## [Task]
Locate the lines that hold the string "this". Copy every such line.

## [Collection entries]
══════════════════════════════

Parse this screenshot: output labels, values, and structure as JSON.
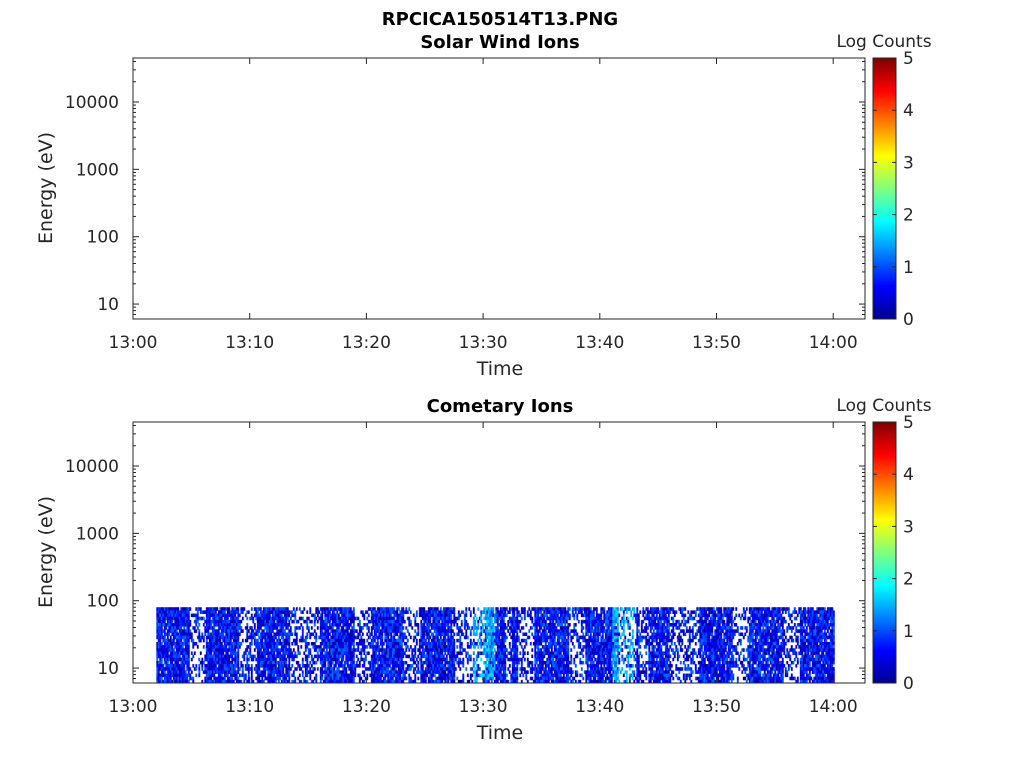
{
  "figure_title": "RPCICA150514T13.PNG",
  "chart_data": [
    {
      "type": "heatmap",
      "title": "Solar Wind Ions",
      "xlabel": "Time",
      "ylabel": "Energy (eV)",
      "x_tick_labels": [
        "13:00",
        "13:10",
        "13:20",
        "13:30",
        "13:40",
        "13:50",
        "14:00"
      ],
      "y_tick_labels": [
        "10",
        "100",
        "1000",
        "10000"
      ],
      "y_scale": "log",
      "ylim": [
        6,
        45000
      ],
      "colorbar": {
        "label": "Log Counts",
        "ticks": [
          "0",
          "1",
          "2",
          "3",
          "4",
          "5"
        ],
        "range": [
          0,
          5
        ],
        "colormap": "jet"
      },
      "data_present": false
    },
    {
      "type": "heatmap",
      "title": "Cometary Ions",
      "xlabel": "Time",
      "ylabel": "Energy (eV)",
      "x_tick_labels": [
        "13:00",
        "13:10",
        "13:20",
        "13:30",
        "13:40",
        "13:50",
        "14:00"
      ],
      "y_tick_labels": [
        "10",
        "100",
        "1000",
        "10000"
      ],
      "y_scale": "log",
      "ylim": [
        6,
        45000
      ],
      "colorbar": {
        "label": "Log Counts",
        "ticks": [
          "0",
          "1",
          "2",
          "3",
          "4",
          "5"
        ],
        "range": [
          0,
          5
        ],
        "colormap": "jet"
      },
      "data_present": true,
      "data_time_range": [
        "13:02",
        "14:00"
      ],
      "data_energy_range_eV": [
        6,
        80
      ],
      "typical_log_counts": [
        0.1,
        1.0
      ],
      "peak_log_counts": 1.5,
      "brighter_intervals": [
        "13:29-13:31",
        "13:41-13:43"
      ]
    }
  ]
}
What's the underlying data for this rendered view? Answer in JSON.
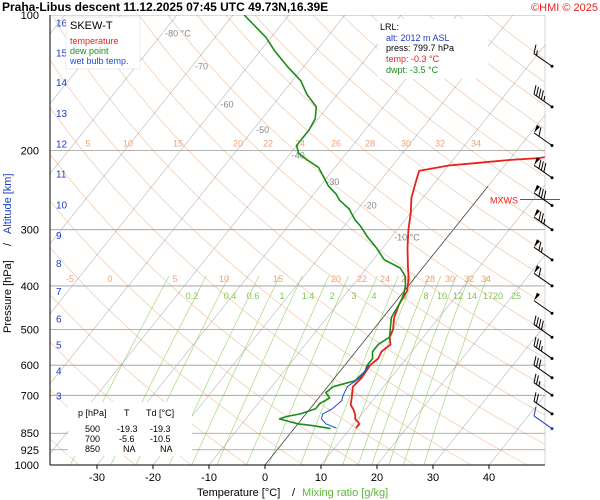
{
  "header": {
    "title": "Praha-Libus   descent   11.12.2025 07:45 UTC  49.73N,16.39E",
    "copyright": "©HMI © 2025"
  },
  "legend": {
    "title": "SKEW-T",
    "items": [
      {
        "label": "temperature",
        "color": "#e8201e"
      },
      {
        "label": "dew point",
        "color": "#1a8c1a"
      },
      {
        "label": "wet bulb temp.",
        "color": "#1e4fd8"
      }
    ]
  },
  "lrl_box": {
    "title": "LRL:",
    "lines": [
      {
        "text": "alt: 2012 m ASL",
        "color": "#1e3cc8"
      },
      {
        "text": "press: 799.7 hPa",
        "color": "#000000"
      },
      {
        "text": "temp: -0.3 °C",
        "color": "#e8201e"
      },
      {
        "text": "dwpt: -3.5 °C",
        "color": "#1a8c1a"
      }
    ]
  },
  "table_box": {
    "headers": [
      "p [hPa]",
      "T",
      "Td [°C]"
    ],
    "rows": [
      [
        "500",
        "-19.3",
        "-19.3"
      ],
      [
        "700",
        "-5.6",
        "-10.5"
      ],
      [
        "850",
        "NA",
        "NA"
      ]
    ]
  },
  "axes": {
    "xlabel_temp": "Temperature [°C]",
    "xlabel_sep": "/",
    "xlabel_mix": "Mixing ratio [g/kg]",
    "ylabel_pres": "Pressure [hPa]",
    "ylabel_sep": "/",
    "ylabel_alt": "Altitude [km]"
  },
  "colors": {
    "temperature": "#e8201e",
    "dewpoint": "#1a8c1a",
    "wetbulb": "#1e4fd8",
    "isobar": "#9a9a9a",
    "isotherm": "#6e6e6e",
    "dry_adiabat": "#f4c8a8",
    "mixing_ratio": "#a8d880",
    "altitude": "#1e3cc8",
    "mxws": "#e8201e"
  },
  "chart_data": {
    "type": "skew-t",
    "xlim": [
      -37,
      45
    ],
    "ylim": [
      1000,
      100
    ],
    "x_ticks": [
      -30,
      -20,
      -10,
      0,
      10,
      20,
      30,
      40
    ],
    "pressure_ticks": [
      100,
      200,
      300,
      400,
      500,
      600,
      700,
      850,
      925,
      1000
    ],
    "altitude_ticks_km": [
      {
        "label": "16",
        "p": 104
      },
      {
        "label": "15",
        "p": 121
      },
      {
        "label": "14",
        "p": 141
      },
      {
        "label": "13",
        "p": 165
      },
      {
        "label": "12",
        "p": 193
      },
      {
        "label": "11",
        "p": 225
      },
      {
        "label": "10",
        "p": 264
      },
      {
        "label": "9",
        "p": 308
      },
      {
        "label": "8",
        "p": 356
      },
      {
        "label": "7",
        "p": 410
      },
      {
        "label": "6",
        "p": 472
      },
      {
        "label": "5",
        "p": 540
      },
      {
        "label": "4",
        "p": 616
      },
      {
        "label": "3",
        "p": 700
      }
    ],
    "isotherm_labels": [
      {
        "text": "-80 °C",
        "p": 110
      },
      {
        "text": "-70",
        "p": 130
      },
      {
        "text": "-60",
        "p": 158
      },
      {
        "text": "-50",
        "p": 180
      },
      {
        "text": "-40",
        "p": 205
      },
      {
        "text": "-30",
        "p": 235
      },
      {
        "text": "-20",
        "p": 265
      },
      {
        "text": "-10 °C",
        "p": 312
      }
    ],
    "dry_adiabat_row_200": [
      "5",
      "10",
      "15",
      "20",
      "22",
      "24",
      "26",
      "28",
      "30",
      "32",
      "34"
    ],
    "dry_adiabat_row_400": [
      "-5",
      "0",
      "5",
      "10",
      "15",
      "20",
      "22",
      "24",
      "26",
      "28",
      "30",
      "32",
      "34"
    ],
    "mixing_ratio_labels": [
      "0.2",
      "0.4",
      "0.6",
      "1",
      "1.4",
      "2",
      "3",
      "4",
      "6",
      "8",
      "10",
      "12",
      "14",
      "17",
      "20",
      "25"
    ],
    "mxws_label": "MXWS",
    "series": [
      {
        "name": "temperature",
        "points": [
          [
            828,
            11.0
          ],
          [
            810,
            11.0
          ],
          [
            790,
            9.5
          ],
          [
            775,
            9.0
          ],
          [
            755,
            8.0
          ],
          [
            735,
            6.7
          ],
          [
            700,
            5.6
          ],
          [
            670,
            4.5
          ],
          [
            640,
            4.8
          ],
          [
            600,
            4.5
          ],
          [
            580,
            5.0
          ],
          [
            560,
            4.6
          ],
          [
            540,
            5.2
          ],
          [
            520,
            4.0
          ],
          [
            500,
            3.5
          ],
          [
            470,
            2.0
          ],
          [
            440,
            1.0
          ],
          [
            410,
            0.5
          ],
          [
            385,
            -1.0
          ],
          [
            360,
            -3.0
          ],
          [
            330,
            -5.5
          ],
          [
            300,
            -8.0
          ],
          [
            275,
            -10.0
          ],
          [
            255,
            -12.0
          ],
          [
            235,
            -13.5
          ],
          [
            222,
            -14.5
          ],
          [
            216,
            -10.0
          ],
          [
            213,
            -5.0
          ],
          [
            210,
            0.0
          ],
          [
            208,
            5.0
          ],
          [
            205,
            8.0
          ],
          [
            200,
            10.0
          ],
          [
            192,
            12.5
          ],
          [
            183,
            14.0
          ],
          [
            172,
            15.0
          ],
          [
            163,
            17.0
          ],
          [
            155,
            19.0
          ],
          [
            148,
            21.0
          ],
          [
            140,
            22.5
          ],
          [
            130,
            24.0
          ],
          [
            122,
            26.0
          ],
          [
            115,
            27.5
          ],
          [
            110,
            27.5
          ],
          [
            105,
            29.0
          ],
          [
            100,
            31.5
          ]
        ]
      },
      {
        "name": "dew point",
        "points": [
          [
            830,
            6.5
          ],
          [
            818,
            3.0
          ],
          [
            810,
            0.0
          ],
          [
            800,
            -2.0
          ],
          [
            790,
            -4.0
          ],
          [
            780,
            -3.0
          ],
          [
            770,
            -1.0
          ],
          [
            750,
            1.0
          ],
          [
            730,
            1.0
          ],
          [
            710,
            2.0
          ],
          [
            690,
            0.5
          ],
          [
            670,
            1.0
          ],
          [
            650,
            4.0
          ],
          [
            620,
            4.5
          ],
          [
            600,
            4.0
          ],
          [
            580,
            4.0
          ],
          [
            560,
            3.0
          ],
          [
            540,
            3.0
          ],
          [
            520,
            4.0
          ],
          [
            500,
            3.0
          ],
          [
            470,
            1.5
          ],
          [
            440,
            1.0
          ],
          [
            420,
            0.5
          ],
          [
            400,
            -0.5
          ],
          [
            380,
            -2.0
          ],
          [
            365,
            -4.0
          ],
          [
            350,
            -8.0
          ],
          [
            330,
            -11.0
          ],
          [
            310,
            -14.5
          ],
          [
            295,
            -17.0
          ],
          [
            285,
            -19.0
          ],
          [
            270,
            -21.5
          ],
          [
            258,
            -24.5
          ],
          [
            250,
            -26.0
          ],
          [
            240,
            -28.5
          ],
          [
            230,
            -30.5
          ],
          [
            218,
            -33.0
          ],
          [
            210,
            -36.0
          ],
          [
            203,
            -38.5
          ],
          [
            195,
            -40.0
          ],
          [
            188,
            -40.0
          ],
          [
            180,
            -40.0
          ],
          [
            170,
            -40.5
          ],
          [
            160,
            -42.0
          ],
          [
            150,
            -45.5
          ],
          [
            140,
            -48.5
          ],
          [
            130,
            -53.0
          ],
          [
            120,
            -57.5
          ],
          [
            112,
            -61.0
          ],
          [
            105,
            -65.0
          ],
          [
            100,
            -68.0
          ]
        ]
      },
      {
        "name": "wet bulb temp.",
        "points": [
          [
            828,
            7.5
          ],
          [
            810,
            5.0
          ],
          [
            790,
            3.5
          ],
          [
            770,
            3.0
          ],
          [
            750,
            4.0
          ],
          [
            720,
            4.5
          ],
          [
            700,
            4.0
          ],
          [
            670,
            3.5
          ],
          [
            640,
            4.5
          ],
          [
            600,
            4.3
          ]
        ]
      }
    ],
    "wind_barbs": [
      {
        "p": 130,
        "speed_kt": 15
      },
      {
        "p": 160,
        "speed_kt": 45
      },
      {
        "p": 195,
        "speed_kt": 60
      },
      {
        "p": 230,
        "speed_kt": 80
      },
      {
        "p": 265,
        "speed_kt": 80
      },
      {
        "p": 300,
        "speed_kt": 75
      },
      {
        "p": 350,
        "speed_kt": 65
      },
      {
        "p": 400,
        "speed_kt": 60
      },
      {
        "p": 460,
        "speed_kt": 50
      },
      {
        "p": 520,
        "speed_kt": 40
      },
      {
        "p": 580,
        "speed_kt": 35
      },
      {
        "p": 640,
        "speed_kt": 30
      },
      {
        "p": 700,
        "speed_kt": 25
      },
      {
        "p": 770,
        "speed_kt": 20
      },
      {
        "p": 830,
        "speed_kt": 10
      }
    ]
  }
}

══════════════════════════════

## [Full output]
Parse this screenshot: output labels, values, and structure as JSON.
What's the underlying data for this rendered view? Answer in JSON.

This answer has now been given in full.